___ Data entries ___

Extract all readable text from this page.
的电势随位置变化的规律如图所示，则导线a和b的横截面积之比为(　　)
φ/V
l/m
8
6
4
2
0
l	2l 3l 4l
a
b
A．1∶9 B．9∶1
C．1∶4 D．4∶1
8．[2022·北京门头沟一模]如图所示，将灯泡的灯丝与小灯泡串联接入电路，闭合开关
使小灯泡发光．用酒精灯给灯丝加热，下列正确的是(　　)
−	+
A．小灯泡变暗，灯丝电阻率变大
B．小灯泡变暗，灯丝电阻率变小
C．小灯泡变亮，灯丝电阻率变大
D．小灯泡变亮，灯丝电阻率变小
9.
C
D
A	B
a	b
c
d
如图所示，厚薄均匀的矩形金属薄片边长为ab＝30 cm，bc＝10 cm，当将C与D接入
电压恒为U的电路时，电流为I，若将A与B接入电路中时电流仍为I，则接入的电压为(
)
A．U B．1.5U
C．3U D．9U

___

Copy down the whole of the data above, matching it exactly.

Extract all readable text from this page.
的电势随位置变化的规律如图所示，则导线a和b的横截面积之比为(　　)
φ/V
l/m
8
6
4
2
0
l	2l 3l 4l
a
b
A．1∶9 B．9∶1
C．1∶4 D．4∶1
8．[2022·北京门头沟一模]如图所示，将灯泡的灯丝与小灯泡串联接入电路，闭合开关
使小灯泡发光．用酒精灯给灯丝加热，下列正确的是(　　)
−	+
A．小灯泡变暗，灯丝电阻率变大
B．小灯泡变暗，灯丝电阻率变小
C．小灯泡变亮，灯丝电阻率变大
D．小灯泡变亮，灯丝电阻率变小
9.
C
D
A	B
a	b
c
d
如图所示，厚薄均匀的矩形金属薄片边长为ab＝30 cm，bc＝10 cm，当将C与D接入
电压恒为U的电路时，电流为I，若将A与B接入电路中时电流仍为I，则接入的电压为(
)
A．U B．1.5U
C．3U D．9U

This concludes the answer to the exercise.